(Written problem)
Every line in the listing is to be echoed verbatim.

[Data excerpts]
BEGIN

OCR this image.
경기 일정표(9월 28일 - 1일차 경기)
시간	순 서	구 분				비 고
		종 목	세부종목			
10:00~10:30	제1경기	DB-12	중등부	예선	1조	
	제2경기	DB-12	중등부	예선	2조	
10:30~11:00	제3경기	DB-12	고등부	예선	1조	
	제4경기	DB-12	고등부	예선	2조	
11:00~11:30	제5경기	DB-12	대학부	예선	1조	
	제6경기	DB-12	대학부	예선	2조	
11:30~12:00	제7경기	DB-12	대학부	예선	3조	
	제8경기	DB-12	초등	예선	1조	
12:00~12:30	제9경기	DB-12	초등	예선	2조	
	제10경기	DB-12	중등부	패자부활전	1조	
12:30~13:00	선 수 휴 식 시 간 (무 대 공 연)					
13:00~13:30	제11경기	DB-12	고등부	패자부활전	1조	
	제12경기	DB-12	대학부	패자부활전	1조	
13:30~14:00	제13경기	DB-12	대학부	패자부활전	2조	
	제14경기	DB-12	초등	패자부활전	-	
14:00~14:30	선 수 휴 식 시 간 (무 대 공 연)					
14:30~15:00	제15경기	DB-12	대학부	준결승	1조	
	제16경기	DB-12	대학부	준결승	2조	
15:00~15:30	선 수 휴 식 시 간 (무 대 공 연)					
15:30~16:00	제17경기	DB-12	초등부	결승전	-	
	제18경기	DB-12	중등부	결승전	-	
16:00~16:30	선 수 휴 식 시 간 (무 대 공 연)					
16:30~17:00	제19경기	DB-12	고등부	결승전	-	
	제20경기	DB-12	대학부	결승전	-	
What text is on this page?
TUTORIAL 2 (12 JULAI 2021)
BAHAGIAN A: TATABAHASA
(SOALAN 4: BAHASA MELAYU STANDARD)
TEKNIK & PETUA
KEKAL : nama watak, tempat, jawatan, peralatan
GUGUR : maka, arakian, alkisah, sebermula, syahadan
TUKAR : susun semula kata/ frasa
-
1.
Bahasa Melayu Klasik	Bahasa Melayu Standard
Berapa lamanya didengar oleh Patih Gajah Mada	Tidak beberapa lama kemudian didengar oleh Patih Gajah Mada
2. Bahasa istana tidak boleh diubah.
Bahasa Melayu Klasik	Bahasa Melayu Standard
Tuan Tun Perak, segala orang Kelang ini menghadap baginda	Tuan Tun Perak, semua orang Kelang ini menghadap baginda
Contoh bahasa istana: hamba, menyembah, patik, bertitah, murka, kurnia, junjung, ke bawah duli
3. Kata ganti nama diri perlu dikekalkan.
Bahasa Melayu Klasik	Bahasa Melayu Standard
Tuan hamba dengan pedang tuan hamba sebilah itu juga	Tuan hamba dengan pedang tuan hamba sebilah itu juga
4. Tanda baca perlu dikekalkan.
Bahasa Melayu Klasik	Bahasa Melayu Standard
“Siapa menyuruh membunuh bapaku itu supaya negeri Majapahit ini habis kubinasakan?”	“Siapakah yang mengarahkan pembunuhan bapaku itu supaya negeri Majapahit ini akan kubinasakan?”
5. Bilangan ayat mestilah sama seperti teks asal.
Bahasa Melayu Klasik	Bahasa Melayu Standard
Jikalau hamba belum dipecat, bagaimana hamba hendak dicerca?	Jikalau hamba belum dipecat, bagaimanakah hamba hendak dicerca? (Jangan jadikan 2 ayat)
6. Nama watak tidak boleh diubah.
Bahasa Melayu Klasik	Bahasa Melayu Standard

END

(Response to the task)
OCR this image.
경기 일정표(9월 28일 - 1일차 경기)
시간	순 서	구 분				비 고
		종 목	세부종목			
10:00~10:30	제1경기	DB-12	중등부	예선	1조	
	제2경기	DB-12	중등부	예선	2조	
10:30~11:00	제3경기	DB-12	고등부	예선	1조	
	제4경기	DB-12	고등부	예선	2조	
11:00~11:30	제5경기	DB-12	대학부	예선	1조	
	제6경기	DB-12	대학부	예선	2조	
11:30~12:00	제7경기	DB-12	대학부	예선	3조	
	제8경기	DB-12	초등	예선	1조	
12:00~12:30	제9경기	DB-12	초등	예선	2조	
	제10경기	DB-12	중등부	패자부활전	1조	
12:30~13:00	선 수 휴 식 시 간 (무 대 공 연)					
13:00~13:30	제11경기	DB-12	고등부	패자부활전	1조	
	제12경기	DB-12	대학부	패자부활전	1조	
13:30~14:00	제13경기	DB-12	대학부	패자부활전	2조	
	제14경기	DB-12	초등	패자부활전	-	
14:00~14:30	선 수 휴 식 시 간 (무 대 공 연)					
14:30~15:00	제15경기	DB-12	대학부	준결승	1조	
	제16경기	DB-12	대학부	준결승	2조	
15:00~15:30	선 수 휴 식 시 간 (무 대 공 연)					
15:30~16:00	제17경기	DB-12	초등부	결승전	-	
	제18경기	DB-12	중등부	결승전	-	
16:00~16:30	선 수 휴 식 시 간 (무 대 공 연)					
16:30~17:00	제19경기	DB-12	고등부	결승전	-	
	제20경기	DB-12	대학부	결승전	-	
What text is on this page?
TUTORIAL 2 (12 JULAI 2021)
BAHAGIAN A: TATABAHASA
(SOALAN 4: BAHASA MELAYU STANDARD)
TEKNIK & PETUA
KEKAL : nama watak, tempat, jawatan, peralatan
GUGUR : maka, arakian, alkisah, sebermula, syahadan
TUKAR : susun semula kata/ frasa
-
1.
Bahasa Melayu Klasik	Bahasa Melayu Standard
Berapa lamanya didengar oleh Patih Gajah Mada	Tidak beberapa lama kemudian didengar oleh Patih Gajah Mada
2. Bahasa istana tidak boleh diubah.
Bahasa Melayu Klasik	Bahasa Melayu Standard
Tuan Tun Perak, segala orang Kelang ini menghadap baginda	Tuan Tun Perak, semua orang Kelang ini menghadap baginda
Contoh bahasa istana: hamba, menyembah, patik, bertitah, murka, kurnia, junjung, ke bawah duli
3. Kata ganti nama diri perlu dikekalkan.
Bahasa Melayu Klasik	Bahasa Melayu Standard
Tuan hamba dengan pedang tuan hamba sebilah itu juga	Tuan hamba dengan pedang tuan hamba sebilah itu juga
4. Tanda baca perlu dikekalkan.
Bahasa Melayu Klasik	Bahasa Melayu Standard
“Siapa menyuruh membunuh bapaku itu supaya negeri Majapahit ini habis kubinasakan?”	“Siapakah yang mengarahkan pembunuhan bapaku itu supaya negeri Majapahit ini akan kubinasakan?”
5. Bilangan ayat mestilah sama seperti teks asal.
Bahasa Melayu Klasik	Bahasa Melayu Standard
Jikalau hamba belum dipecat, bagaimana hamba hendak dicerca?	Jikalau hamba belum dipecat, bagaimanakah hamba hendak dicerca? (Jangan jadikan 2 ayat)
6. Nama watak tidak boleh diubah.
Bahasa Melayu Klasik	Bahasa Melayu Standard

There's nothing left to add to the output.